— START OF Selected extract —

Oh! and last thing: it doesn't matter if i KNOW you in real life or online or whatever, I can still coach you if I know you. There are strict confidentiality rules (i even have a legal document drawn up that I will gladly sign and send your way if you'd like (i've done it before several times! it's totally not a big deal for me to do it)) and it doesn't make anything "Weird" or whatever. Like i said, this is my calling in this life, this is literally my reason for being here. I am definitely able to handle things professionally and be detached from you as the person i'm coaching and you as the person who I run into at Target doing errands on a Sunday. Don't worry, this is totally normal for me and not a big deal. I know the majority of my clients in real life in all honesty and I've found that many have told me that they feel better about the process because they knew me at least a little bit before getting involved in the coaching. It's like with anything else, it's best to get a feel for someone before opening up. That's normal and it's normal to feel more comfortable because you know me on some level.  Just please have no worries about that aspect of it at all. Like i said, I know the majority of my clients.

Anyway, just wanted to throw that out there. Wow this has gotten longer than I expected so I'll end it now!

I hope this helps clear things up though and I hope that you keep it in your back pocket as an idea. Life is challenging right now and no one is expected to be able to get through it all alone. If you need someone to talk to who can offer you some insight into a situation you're going through, feel free to just send me an email and I'll let you know if coaching would work for this or not.  Lots of times it really just helps to have someone with an alternative opinion look at the situation you're going through and offer some insight. It's even better when that person is a trained professional :)

Thursday, April 8, 2010

Coaching: it's gettin' hot in here - thoughts about wishes

I'm glad to know that someone out there was listening a few weeks ago when, standing in the snow I wished loudly that summer would hurry up and get here already. 

It's nice to feel heard.

The weather, as you know if you live anywhere near me (East Coast area) has been absolutely crazy hot. It's been in the upper 80's lower 90's this whole week. Honestly, I'm kind of overjoyed by this weather. It's nice to have sunlight and warmth for a change, for the tree outside of my window to be covered with tiny little buds and berries. To need a fan to blow on my bare legs while I read in the afternoon.

But no one likes a whole post about the weather and so that's why I want to point something else out here too...this post isn't just about weather, this post really is about Granted Wishes.

See, like i said, a few weeks ago when it was bitter and freezing and we were on our third or fourth blizzard and I had to walk through the snow with my jeans on top of leggings tucked into boots with holes in them, tube socks pulled halfway up my legs and three shirts, a sweater and a coat on, I said to myself, "Can't it please just be summer soon? Can't we skip the cold, wet, rainy spring and just jump right into summer? I would love some 90 degree days!"

And look around you, my friends. That's exactly what happened.

Now obviously I'm not suggesting that I have some magical pull with the universe or the weatherverse or any verses-that-be (but maybe i do, you never know!) but what I am saying is this: Wishes are Granted all the time.

— END OF Selected extract —
— START OF Given material —

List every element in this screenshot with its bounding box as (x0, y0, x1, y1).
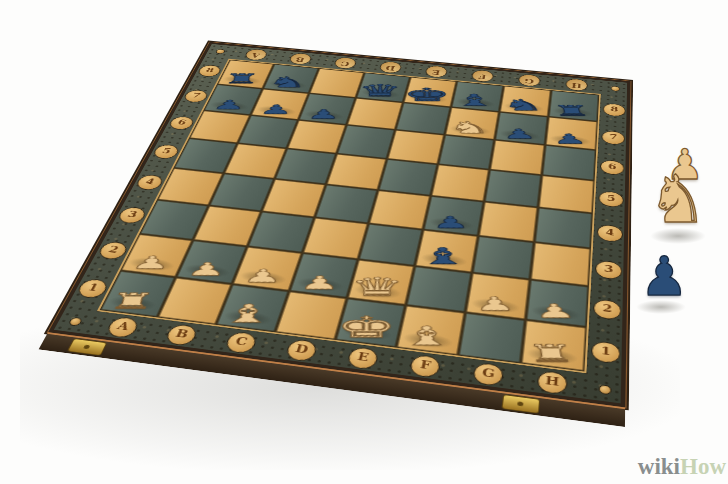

— END OF Given material —

*Written task*. Carry on the coaching blog post about granted wishes from the point where it stops. The listing was taken from a different source than the text.

*Written answer*.
That's the thing of it - people walk around speaking out loud about what they want in life, and they don't stop and realize how often they get it!

A few years ago i taught a class about this, about how the way we communicate and the words we say can (and do) shape our worlds.  People don't understand this, they don't know that the words that they expel into the atmosphere around them become a part of that atmosphere and shape it. Their words are literally creating their realities. This is true because on a very non-new-agey-level, whatever you say when you aren't alone can be heard by other people and we all know that the words we say are often the largest influences on the people around us.

So without going off onto too huge a tangent here (too late?) I want to express this thought: What you say and specifically for the sake of this post what you ask for and what you want in life often comes to you, you just don't stop to realize it or to see it or to appreciate it for what it is when it gets there.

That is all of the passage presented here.